- WRITTEN TASK:
Provide an exact transcription of all the records.

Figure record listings
--

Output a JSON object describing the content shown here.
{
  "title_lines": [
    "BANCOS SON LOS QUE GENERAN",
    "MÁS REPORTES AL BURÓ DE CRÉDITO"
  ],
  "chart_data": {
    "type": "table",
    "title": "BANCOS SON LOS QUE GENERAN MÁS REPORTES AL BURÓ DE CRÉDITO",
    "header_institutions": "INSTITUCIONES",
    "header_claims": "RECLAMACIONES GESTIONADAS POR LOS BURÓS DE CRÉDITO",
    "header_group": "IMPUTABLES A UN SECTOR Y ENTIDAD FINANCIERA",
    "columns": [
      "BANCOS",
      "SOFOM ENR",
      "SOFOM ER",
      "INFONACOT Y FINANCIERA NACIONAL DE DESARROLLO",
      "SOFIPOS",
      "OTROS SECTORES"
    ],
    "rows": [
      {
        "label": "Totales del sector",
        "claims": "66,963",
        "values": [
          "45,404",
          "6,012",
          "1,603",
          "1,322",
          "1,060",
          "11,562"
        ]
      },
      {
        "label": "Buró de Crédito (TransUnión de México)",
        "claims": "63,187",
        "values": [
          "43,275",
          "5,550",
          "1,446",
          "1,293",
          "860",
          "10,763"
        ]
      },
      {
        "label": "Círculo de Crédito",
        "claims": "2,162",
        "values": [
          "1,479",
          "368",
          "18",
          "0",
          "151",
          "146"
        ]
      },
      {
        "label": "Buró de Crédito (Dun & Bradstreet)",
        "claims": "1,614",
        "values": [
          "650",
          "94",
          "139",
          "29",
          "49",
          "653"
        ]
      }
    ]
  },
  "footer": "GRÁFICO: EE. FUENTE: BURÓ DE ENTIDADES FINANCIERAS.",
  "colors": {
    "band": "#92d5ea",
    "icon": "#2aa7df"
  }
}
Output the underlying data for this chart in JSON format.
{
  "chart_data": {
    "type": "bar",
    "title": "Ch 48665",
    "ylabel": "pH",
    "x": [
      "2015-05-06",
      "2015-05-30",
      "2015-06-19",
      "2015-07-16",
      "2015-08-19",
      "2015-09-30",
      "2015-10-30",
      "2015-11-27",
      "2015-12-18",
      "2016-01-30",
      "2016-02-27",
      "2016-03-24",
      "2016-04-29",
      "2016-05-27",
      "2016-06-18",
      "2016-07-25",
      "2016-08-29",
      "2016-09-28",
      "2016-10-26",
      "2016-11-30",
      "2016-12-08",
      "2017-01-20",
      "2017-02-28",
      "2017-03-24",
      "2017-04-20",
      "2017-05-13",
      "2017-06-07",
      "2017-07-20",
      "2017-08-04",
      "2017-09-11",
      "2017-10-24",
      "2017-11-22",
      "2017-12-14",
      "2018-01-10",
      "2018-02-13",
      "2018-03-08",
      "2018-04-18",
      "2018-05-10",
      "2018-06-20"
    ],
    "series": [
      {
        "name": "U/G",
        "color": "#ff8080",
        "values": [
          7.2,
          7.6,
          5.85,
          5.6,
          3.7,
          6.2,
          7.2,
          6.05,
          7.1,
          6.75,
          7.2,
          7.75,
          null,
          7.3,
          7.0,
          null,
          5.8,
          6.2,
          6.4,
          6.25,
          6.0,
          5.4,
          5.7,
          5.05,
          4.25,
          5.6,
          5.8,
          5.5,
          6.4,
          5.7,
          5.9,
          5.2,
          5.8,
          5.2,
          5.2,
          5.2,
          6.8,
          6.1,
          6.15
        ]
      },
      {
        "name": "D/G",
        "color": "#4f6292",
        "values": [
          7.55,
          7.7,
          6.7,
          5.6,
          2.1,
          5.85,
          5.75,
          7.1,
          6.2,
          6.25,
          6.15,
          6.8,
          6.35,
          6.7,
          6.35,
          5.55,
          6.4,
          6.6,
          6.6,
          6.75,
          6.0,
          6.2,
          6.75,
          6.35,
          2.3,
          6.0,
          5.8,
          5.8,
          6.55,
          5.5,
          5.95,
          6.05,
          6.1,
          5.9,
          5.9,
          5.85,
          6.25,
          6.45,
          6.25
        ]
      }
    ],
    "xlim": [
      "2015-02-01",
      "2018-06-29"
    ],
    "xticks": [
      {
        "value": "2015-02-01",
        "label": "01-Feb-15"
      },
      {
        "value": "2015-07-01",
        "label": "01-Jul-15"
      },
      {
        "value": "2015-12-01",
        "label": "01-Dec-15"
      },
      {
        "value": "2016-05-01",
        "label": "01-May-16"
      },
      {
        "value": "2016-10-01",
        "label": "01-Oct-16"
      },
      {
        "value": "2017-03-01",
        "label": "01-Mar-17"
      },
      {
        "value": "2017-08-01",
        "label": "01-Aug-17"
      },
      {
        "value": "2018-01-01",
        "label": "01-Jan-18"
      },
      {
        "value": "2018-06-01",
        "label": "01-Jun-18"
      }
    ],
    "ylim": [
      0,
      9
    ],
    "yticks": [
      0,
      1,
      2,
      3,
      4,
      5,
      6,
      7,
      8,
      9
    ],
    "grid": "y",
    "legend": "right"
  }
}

--

- EXERCISE OUTPUT:
Output a JSON object describing the content shown here.
{
  "title_lines": [
    "BANCOS SON LOS QUE GENERAN",
    "MÁS REPORTES AL BURÓ DE CRÉDITO"
  ],
  "chart_data": {
    "type": "table",
    "title": "BANCOS SON LOS QUE GENERAN MÁS REPORTES AL BURÓ DE CRÉDITO",
    "header_institutions": "INSTITUCIONES",
    "header_claims": "RECLAMACIONES GESTIONADAS POR LOS BURÓS DE CRÉDITO",
    "header_group": "IMPUTABLES A UN SECTOR Y ENTIDAD FINANCIERA",
    "columns": [
      "BANCOS",
      "SOFOM ENR",
      "SOFOM ER",
      "INFONACOT Y FINANCIERA NACIONAL DE DESARROLLO",
      "SOFIPOS",
      "OTROS SECTORES"
    ],
    "rows": [
      {
        "label": "Totales del sector",
        "claims": "66,963",
        "values": [
          "45,404",
          "6,012",
          "1,603",
          "1,322",
          "1,060",
          "11,562"
        ]
      },
      {
        "label": "Buró de Crédito (TransUnión de México)",
        "claims": "63,187",
        "values": [
          "43,275",
          "5,550",
          "1,446",
          "1,293",
          "860",
          "10,763"
        ]
      },
      {
        "label": "Círculo de Crédito",
        "claims": "2,162",
        "values": [
          "1,479",
          "368",
          "18",
          "0",
          "151",
          "146"
        ]
      },
      {
        "label": "Buró de Crédito (Dun & Bradstreet)",
        "claims": "1,614",
        "values": [
          "650",
          "94",
          "139",
          "29",
          "49",
          "653"
        ]
      }
    ]
  },
  "footer": "GRÁFICO: EE. FUENTE: BURÓ DE ENTIDADES FINANCIERAS.",
  "colors": {
    "band": "#92d5ea",
    "icon": "#2aa7df"
  }
}
Output the underlying data for this chart in JSON format.
{
  "chart_data": {
    "type": "bar",
    "title": "Ch 48665",
    "ylabel": "pH",
    "x": [
      "2015-05-06",
      "2015-05-30",
      "2015-06-19",
      "2015-07-16",
      "2015-08-19",
      "2015-09-30",
      "2015-10-30",
      "2015-11-27",
      "2015-12-18",
      "2016-01-30",
      "2016-02-27",
      "2016-03-24",
      "2016-04-29",
      "2016-05-27",
      "2016-06-18",
      "2016-07-25",
      "2016-08-29",
      "2016-09-28",
      "2016-10-26",
      "2016-11-30",
      "2016-12-08",
      "2017-01-20",
      "2017-02-28",
      "2017-03-24",
      "2017-04-20",
      "2017-05-13",
      "2017-06-07",
      "2017-07-20",
      "2017-08-04",
      "2017-09-11",
      "2017-10-24",
      "2017-11-22",
      "2017-12-14",
      "2018-01-10",
      "2018-02-13",
      "2018-03-08",
      "2018-04-18",
      "2018-05-10",
      "2018-06-20"
    ],
    "series": [
      {
        "name": "U/G",
        "color": "#ff8080",
        "values": [
          7.2,
          7.6,
          5.85,
          5.6,
          3.7,
          6.2,
          7.2,
          6.05,
          7.1,
          6.75,
          7.2,
          7.75,
          null,
          7.3,
          7.0,
          null,
          5.8,
          6.2,
          6.4,
          6.25,
          6.0,
          5.4,
          5.7,
          5.05,
          4.25,
          5.6,
          5.8,
          5.5,
          6.4,
          5.7,
          5.9,
          5.2,
          5.8,
          5.2,
          5.2,
          5.2,
          6.8,
          6.1,
          6.15
        ]
      },
      {
        "name": "D/G",
        "color": "#4f6292",
        "values": [
          7.55,
          7.7,
          6.7,
          5.6,
          2.1,
          5.85,
          5.75,
          7.1,
          6.2,
          6.25,
          6.15,
          6.8,
          6.35,
          6.7,
          6.35,
          5.55,
          6.4,
          6.6,
          6.6,
          6.75,
          6.0,
          6.2,
          6.75,
          6.35,
          2.3,
          6.0,
          5.8,
          5.8,
          6.55,
          5.5,
          5.95,
          6.05,
          6.1,
          5.9,
          5.9,
          5.85,
          6.25,
          6.45,
          6.25
        ]
      }
    ],
    "xlim": [
      "2015-02-01",
      "2018-06-29"
    ],
    "xticks": [
      {
        "value": "2015-02-01",
        "label": "01-Feb-15"
      },
      {
        "value": "2015-07-01",
        "label": "01-Jul-15"
      },
      {
        "value": "2015-12-01",
        "label": "01-Dec-15"
      },
      {
        "value": "2016-05-01",
        "label": "01-May-16"
      },
      {
        "value": "2016-10-01",
        "label": "01-Oct-16"
      },
      {
        "value": "2017-03-01",
        "label": "01-Mar-17"
      },
      {
        "value": "2017-08-01",
        "label": "01-Aug-17"
      },
      {
        "value": "2018-01-01",
        "label": "01-Jan-18"
      },
      {
        "value": "2018-06-01",
        "label": "01-Jun-18"
      }
    ],
    "ylim": [
      0,
      9
    ],
    "yticks": [
      0,
      1,
      2,
      3,
      4,
      5,
      6,
      7,
      8,
      9
    ],
    "grid": "y",
    "legend": "right"
  }
}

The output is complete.